## START Data for processing

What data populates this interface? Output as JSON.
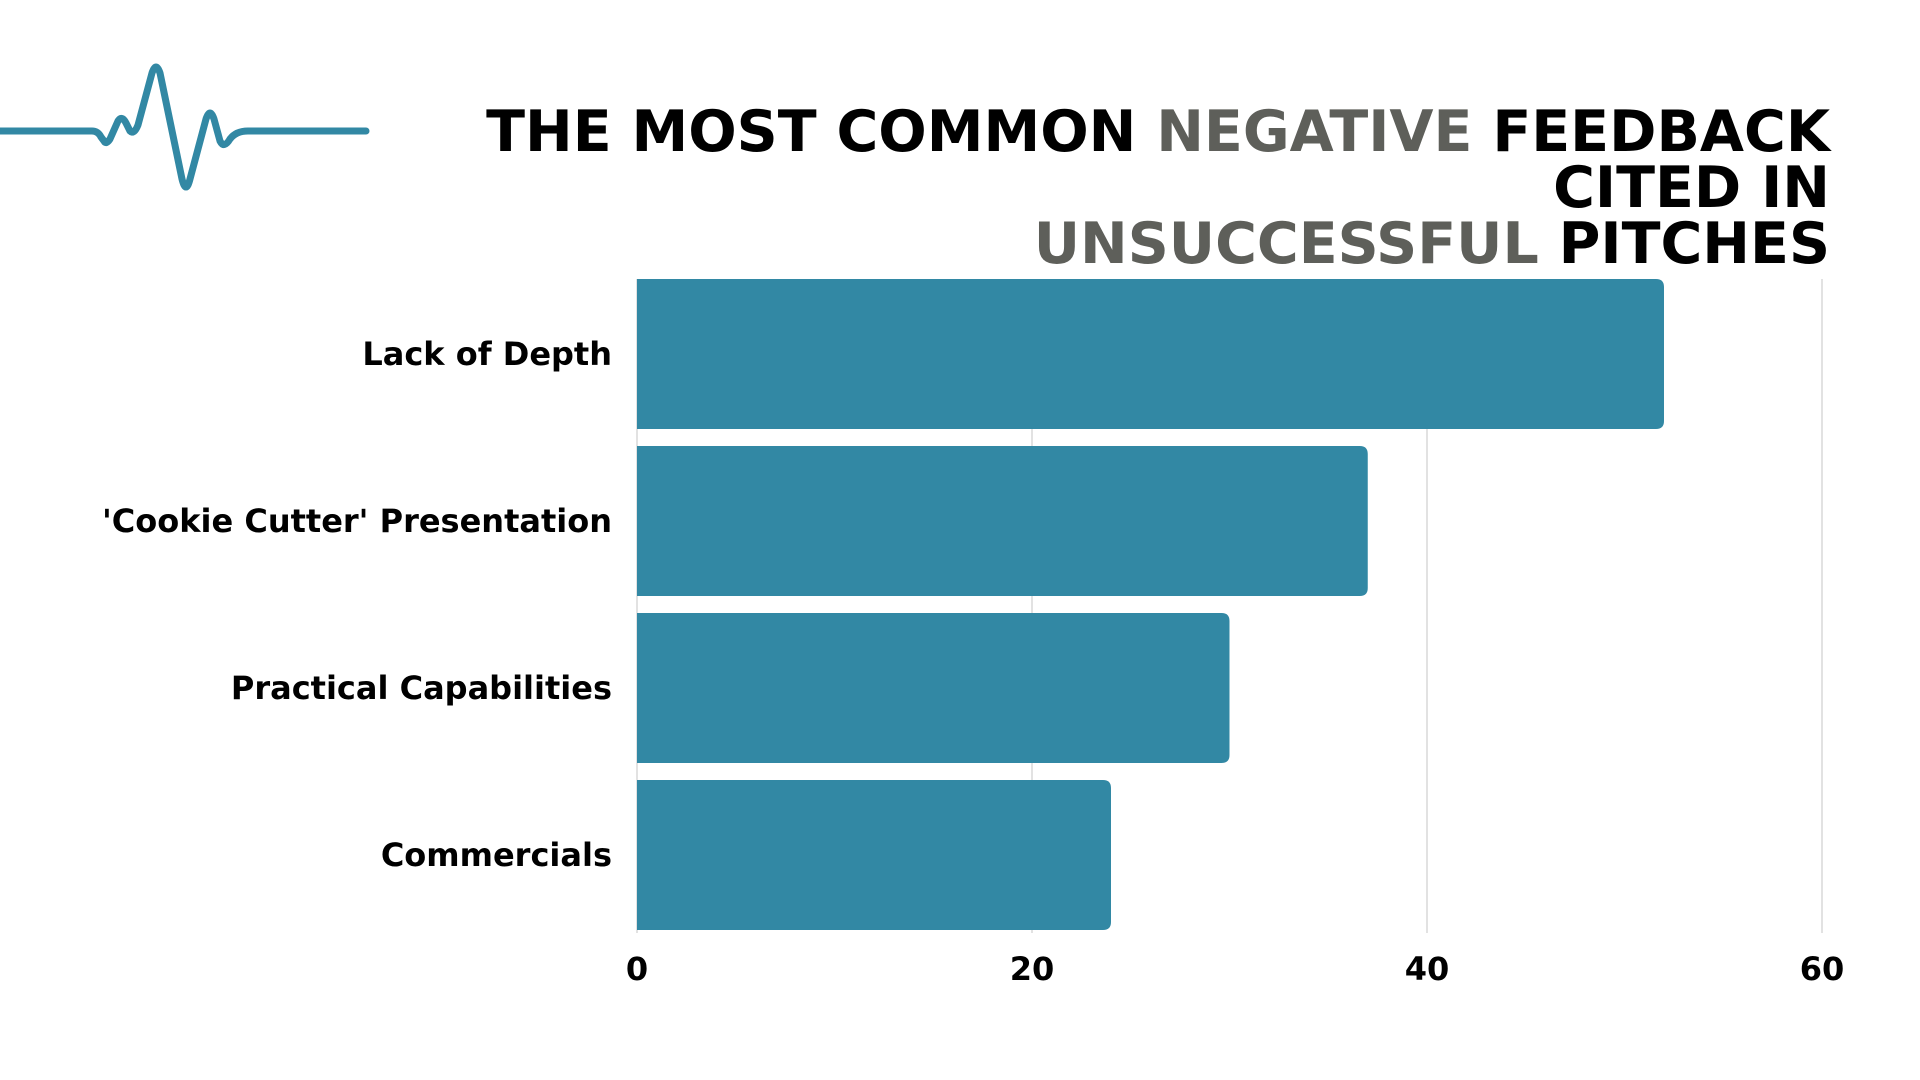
{
  "title": {
    "parts": [
      {
        "text": "THE MOST COMMON ",
        "accent": false
      },
      {
        "text": "NEGATIVE",
        "accent": true
      },
      {
        "text": " FEEDBACK CITED IN",
        "accent": false
      },
      {
        "text": "UNSUCCESSFUL",
        "accent": true
      },
      {
        "text": " PITCHES",
        "accent": false
      }
    ]
  },
  "colors": {
    "bar": "#3288a4",
    "title_accent": "#5e5f5a",
    "grid": "#d9d9d9",
    "heartbeat": "#3288a4"
  },
  "icons": {
    "heartbeat": "heartbeat-line-icon"
  },
  "chart_data": {
    "type": "bar",
    "orientation": "horizontal",
    "title": "THE MOST COMMON NEGATIVE FEEDBACK CITED IN UNSUCCESSFUL PITCHES",
    "categories": [
      "Lack of Depth",
      "'Cookie Cutter' Presentation",
      "Practical Capabilities",
      "Commercials"
    ],
    "values": [
      52,
      37,
      30,
      24
    ],
    "xlabel": "",
    "ylabel": "",
    "xlim": [
      0,
      60
    ],
    "xticks": [
      0,
      20,
      40,
      60
    ],
    "grid": true,
    "legend": "none"
  }
}
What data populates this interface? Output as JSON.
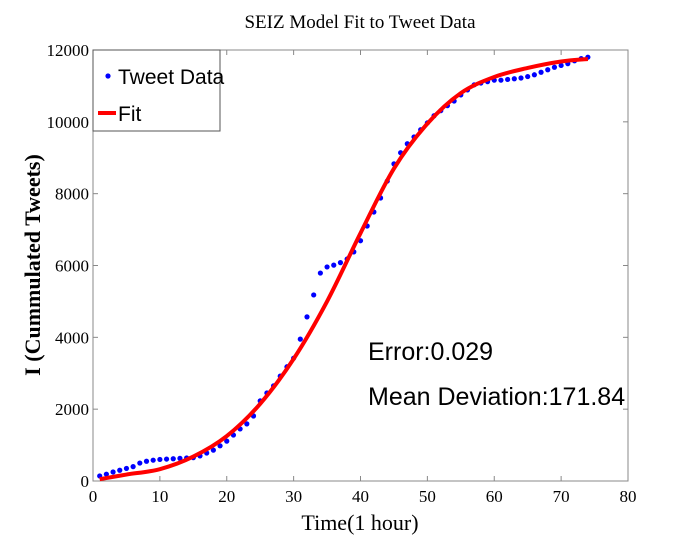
{
  "chart_data": {
    "type": "scatter",
    "title": "SEIZ Model Fit to Tweet Data",
    "xlabel": "Time(1 hour)",
    "ylabel": "I (Cummulated Tweets)",
    "xlim": [
      0,
      80
    ],
    "ylim": [
      0,
      12000
    ],
    "xticks": [
      0,
      10,
      20,
      30,
      40,
      50,
      60,
      70,
      80
    ],
    "yticks": [
      0,
      2000,
      4000,
      6000,
      8000,
      10000,
      12000
    ],
    "grid": false,
    "legend_position": "top-left",
    "series": [
      {
        "name": "Tweet Data",
        "kind": "scatter",
        "color": "#0000ff",
        "x": [
          1,
          2,
          3,
          4,
          5,
          6,
          7,
          8,
          9,
          10,
          11,
          12,
          13,
          14,
          15,
          16,
          17,
          18,
          19,
          20,
          21,
          22,
          23,
          24,
          25,
          26,
          27,
          28,
          29,
          30,
          31,
          32,
          33,
          34,
          35,
          36,
          37,
          38,
          39,
          40,
          41,
          42,
          43,
          44,
          45,
          46,
          47,
          48,
          49,
          50,
          51,
          52,
          53,
          54,
          55,
          56,
          57,
          58,
          59,
          60,
          61,
          62,
          63,
          64,
          65,
          66,
          67,
          68,
          69,
          70,
          71,
          72,
          73,
          74
        ],
        "y": [
          140,
          190,
          250,
          300,
          350,
          400,
          500,
          550,
          580,
          600,
          610,
          620,
          630,
          640,
          650,
          700,
          780,
          860,
          980,
          1110,
          1280,
          1450,
          1590,
          1810,
          2230,
          2450,
          2650,
          2920,
          3180,
          3420,
          3950,
          4570,
          5180,
          5790,
          5960,
          6010,
          6080,
          6180,
          6380,
          6690,
          7100,
          7490,
          7880,
          8350,
          8830,
          9140,
          9390,
          9580,
          9780,
          9970,
          10170,
          10310,
          10450,
          10580,
          10750,
          10890,
          11030,
          11080,
          11120,
          11160,
          11160,
          11180,
          11200,
          11220,
          11260,
          11310,
          11380,
          11450,
          11520,
          11570,
          11620,
          11700,
          11760,
          11800
        ]
      },
      {
        "name": "Fit",
        "kind": "line",
        "color": "#ff0000",
        "x": [
          1,
          5,
          10,
          15,
          20,
          25,
          30,
          35,
          40,
          45,
          50,
          55,
          60,
          65,
          70,
          74
        ],
        "y": [
          50,
          180,
          330,
          680,
          1250,
          2150,
          3400,
          5000,
          6900,
          8700,
          9950,
          10800,
          11250,
          11500,
          11680,
          11750
        ]
      }
    ],
    "annotations": [
      "Error:0.029",
      "Mean Deviation:171.84"
    ]
  }
}
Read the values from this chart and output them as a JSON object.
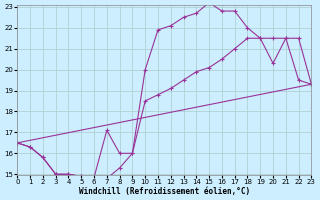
{
  "xlabel": "Windchill (Refroidissement éolien,°C)",
  "bg_color": "#cceeff",
  "line_color": "#993399",
  "grid_color": "#aacccc",
  "xlim": [
    0,
    23
  ],
  "ylim": [
    15,
    23
  ],
  "yticks": [
    15,
    16,
    17,
    18,
    19,
    20,
    21,
    22,
    23
  ],
  "xticks": [
    0,
    1,
    2,
    3,
    4,
    5,
    6,
    7,
    8,
    9,
    10,
    11,
    12,
    13,
    14,
    15,
    16,
    17,
    18,
    19,
    20,
    21,
    22,
    23
  ],
  "line1_x": [
    0,
    1,
    2,
    3,
    4,
    5,
    6,
    7,
    8,
    9,
    10,
    11,
    12,
    13,
    14,
    15,
    16,
    17,
    18,
    19,
    20,
    21,
    22,
    23
  ],
  "line1_y": [
    16.5,
    16.3,
    15.8,
    15.0,
    15.0,
    14.9,
    14.85,
    17.1,
    16.0,
    16.0,
    20.0,
    21.9,
    22.1,
    22.5,
    22.7,
    23.2,
    22.8,
    22.8,
    22.0,
    21.5,
    20.3,
    21.5,
    21.5,
    19.3
  ],
  "line2_x": [
    0,
    1,
    2,
    3,
    4,
    5,
    6,
    7,
    8,
    9,
    10,
    11,
    12,
    13,
    14,
    15,
    16,
    17,
    18,
    19,
    20,
    21,
    22,
    23
  ],
  "line2_y": [
    16.5,
    16.3,
    15.8,
    15.0,
    15.0,
    14.9,
    14.85,
    14.8,
    15.3,
    16.0,
    18.5,
    18.8,
    19.1,
    19.5,
    19.9,
    20.1,
    20.5,
    21.0,
    21.5,
    21.5,
    21.5,
    21.5,
    19.5,
    19.3
  ],
  "line3_x": [
    0,
    23
  ],
  "line3_y": [
    16.5,
    19.3
  ]
}
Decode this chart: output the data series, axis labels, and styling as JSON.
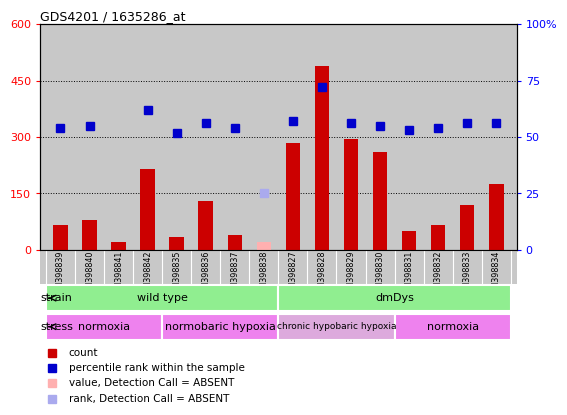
{
  "title": "GDS4201 / 1635286_at",
  "samples": [
    "GSM398839",
    "GSM398840",
    "GSM398841",
    "GSM398842",
    "GSM398835",
    "GSM398836",
    "GSM398837",
    "GSM398838",
    "GSM398827",
    "GSM398828",
    "GSM398829",
    "GSM398830",
    "GSM398831",
    "GSM398832",
    "GSM398833",
    "GSM398834"
  ],
  "counts": [
    65,
    80,
    20,
    215,
    35,
    130,
    40,
    20,
    285,
    490,
    295,
    260,
    50,
    65,
    120,
    175
  ],
  "percentile_ranks": [
    54,
    55,
    null,
    62,
    52,
    56,
    54,
    null,
    57,
    72,
    56,
    55,
    53,
    54,
    56,
    56
  ],
  "absent_value": [
    false,
    false,
    false,
    false,
    false,
    false,
    false,
    true,
    false,
    false,
    false,
    false,
    false,
    false,
    false,
    false
  ],
  "absent_rank_val": [
    null,
    null,
    null,
    null,
    null,
    null,
    null,
    25,
    null,
    null,
    null,
    null,
    null,
    null,
    null,
    null
  ],
  "strain_groups": [
    {
      "label": "wild type",
      "start": 0,
      "end": 8,
      "color": "#90ee90"
    },
    {
      "label": "dmDys",
      "start": 8,
      "end": 16,
      "color": "#90ee90"
    }
  ],
  "stress_groups": [
    {
      "label": "normoxia",
      "start": 0,
      "end": 4,
      "color": "#ee82ee"
    },
    {
      "label": "normobaric hypoxia",
      "start": 4,
      "end": 8,
      "color": "#ee82ee"
    },
    {
      "label": "chronic hypobaric hypoxia",
      "start": 8,
      "end": 12,
      "color": "#ddaadd"
    },
    {
      "label": "normoxia",
      "start": 12,
      "end": 16,
      "color": "#ee82ee"
    }
  ],
  "ylim_left": [
    0,
    600
  ],
  "ylim_right": [
    0,
    100
  ],
  "yticks_left": [
    0,
    150,
    300,
    450,
    600
  ],
  "yticks_right": [
    0,
    25,
    50,
    75,
    100
  ],
  "bar_color": "#cc0000",
  "dot_color": "#0000cc",
  "absent_bar_color": "#ffb0b0",
  "absent_dot_color": "#aaaaee",
  "bg_color": "#c8c8c8",
  "legend_items": [
    {
      "label": "count",
      "color": "#cc0000"
    },
    {
      "label": "percentile rank within the sample",
      "color": "#0000cc"
    },
    {
      "label": "value, Detection Call = ABSENT",
      "color": "#ffb0b0"
    },
    {
      "label": "rank, Detection Call = ABSENT",
      "color": "#aaaaee"
    }
  ]
}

## END Data for processing

* Task instructions *
Whichever lines contain the string "type", select and copy them.

* Written answer *
    "type": "bar",
    "type": "scatter",
      "label": "wild type",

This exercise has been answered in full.